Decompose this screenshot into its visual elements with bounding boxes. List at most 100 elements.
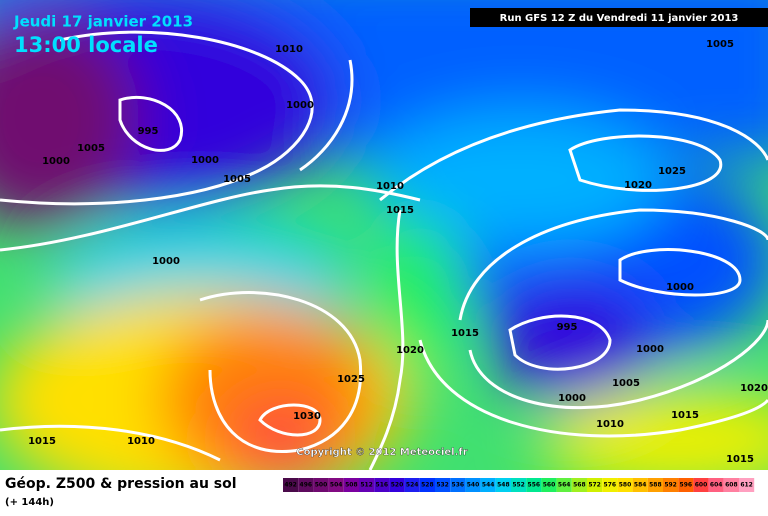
scale-swatch [617, 478, 633, 492]
scale-swatch [678, 478, 694, 492]
isobar-label: 1010 [127, 436, 155, 447]
scale-label: 516 [376, 482, 389, 489]
scale-swatch [465, 478, 481, 492]
scale-label: 568 [573, 482, 586, 489]
scale-swatch [556, 478, 572, 492]
scale-swatch [283, 478, 299, 492]
run-info: Run GFS 12 Z du Vendredi 11 janvier 2013 [500, 13, 739, 24]
isobar-label: 1015 [28, 436, 56, 447]
scale-label: 496 [300, 482, 313, 489]
scale-label: 500 [315, 482, 328, 489]
isobar-label: 1025 [337, 374, 365, 385]
color-scale: 492 496 500 504 508 512 516 520 524 528 532 536 540 5… [283, 478, 755, 492]
valid-date: Jeudi 17 janvier 2013 [13, 13, 193, 31]
isobar-label: 1000 [666, 282, 694, 293]
scale-swatch [541, 478, 557, 492]
isobar-labels: 1010 1005 1000 995 1005 1000 1000 1005 1010 1015 1… [28, 39, 768, 465]
scale-swatch [389, 478, 405, 492]
scale-label: 520 [391, 482, 404, 489]
scale-label: 596 [680, 482, 693, 489]
isobar-label: 1030 [293, 411, 321, 422]
isobar-label: 1005 [706, 39, 734, 50]
isobar-label: 1020 [624, 180, 652, 191]
scale-label: 524 [406, 482, 419, 489]
scale-swatch [298, 478, 314, 492]
isobar-label: 1000 [558, 393, 586, 404]
isobar-label: 1000 [191, 155, 219, 166]
scale-swatch [693, 478, 709, 492]
scale-label: 552 [512, 482, 525, 489]
scale-swatch [450, 478, 466, 492]
scale-swatch [526, 478, 542, 492]
scale-swatch [343, 478, 359, 492]
scale-label: 528 [421, 482, 434, 489]
isobar-label: 1020 [740, 383, 768, 394]
isobar-label: 1000 [42, 156, 70, 167]
isobar-label: 1015 [386, 205, 414, 216]
scale-label: 600 [695, 482, 708, 489]
scale-swatch [511, 478, 527, 492]
isobar-label: 1010 [275, 44, 303, 55]
scale-swatch [708, 478, 724, 492]
scale-swatch [663, 478, 679, 492]
scale-swatch [739, 478, 755, 492]
scale-label: 540 [467, 482, 480, 489]
scale-swatch [480, 478, 496, 492]
scale-label: 532 [436, 482, 449, 489]
scale-label: 492 [284, 482, 297, 489]
scale-swatch [587, 478, 603, 492]
isobar-label: 1015 [726, 454, 754, 465]
isobar-label: 1015 [671, 410, 699, 421]
isobar-label: 1000 [152, 256, 180, 267]
scale-label: 592 [664, 482, 677, 489]
scale-swatch [495, 478, 511, 492]
copyright: Copyright © 2012 Meteociel.fr [296, 447, 467, 458]
scale-label: 584 [634, 482, 647, 489]
run-box [470, 8, 768, 27]
footer-title: Géop. Z500 & pression au sol [5, 476, 237, 492]
isobars [0, 30, 768, 471]
isobar-label: 1025 [658, 166, 686, 177]
isobar-label: 1000 [636, 344, 664, 355]
isobar-label: 1010 [596, 419, 624, 430]
scale-label: 604 [710, 482, 723, 489]
scale-label: 512 [360, 482, 373, 489]
scale-swatch [435, 478, 451, 492]
scale-label: 508 [345, 482, 358, 489]
scale-label: 548 [497, 482, 510, 489]
scale-swatch [359, 478, 375, 492]
scale-swatch [419, 478, 435, 492]
footer-lead: (+ 144h) [5, 497, 54, 508]
scale-label: 556 [528, 482, 541, 489]
scale-label: 580 [619, 482, 632, 489]
isobar-label: 1005 [223, 174, 251, 185]
scale-label: 572 [588, 482, 601, 489]
scale-label: 612 [740, 482, 753, 489]
isobar-label: 1010 [376, 181, 404, 192]
scale-label: 588 [649, 482, 662, 489]
scale-swatch [571, 478, 587, 492]
scale-label: 564 [558, 482, 571, 489]
scale-label: 504 [330, 482, 343, 489]
isobar-label: 1000 [286, 100, 314, 111]
scale-swatch [313, 478, 329, 492]
scale-swatch [723, 478, 739, 492]
valid-time: 13:00 locale [14, 33, 158, 57]
scale-swatch [404, 478, 420, 492]
scale-swatch [328, 478, 344, 492]
scale-label: 544 [482, 482, 495, 489]
scale-swatch [647, 478, 663, 492]
scale-swatch [632, 478, 648, 492]
scale-label: 608 [725, 482, 738, 489]
isobar-label: 1005 [612, 378, 640, 389]
isobar-label: 1015 [451, 328, 479, 339]
scale-label: 560 [543, 482, 556, 489]
scale-label: 536 [452, 482, 465, 489]
scale-swatch [374, 478, 390, 492]
scale-swatch [602, 478, 618, 492]
isobar-label: 1005 [77, 143, 105, 154]
scale-label: 576 [604, 482, 617, 489]
isobar-label: 995 [557, 322, 578, 333]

__WHAT YOU ARE ASKED TO DO__
Collect every line above that contains the string "footer", matching case exactly, and copy each one in full.

__RESULT FOR THIS EXERCISE__
footer-title: Géop. Z500 & pression au sol [5, 476, 237, 492]
footer-lead: (+ 144h) [5, 497, 54, 508]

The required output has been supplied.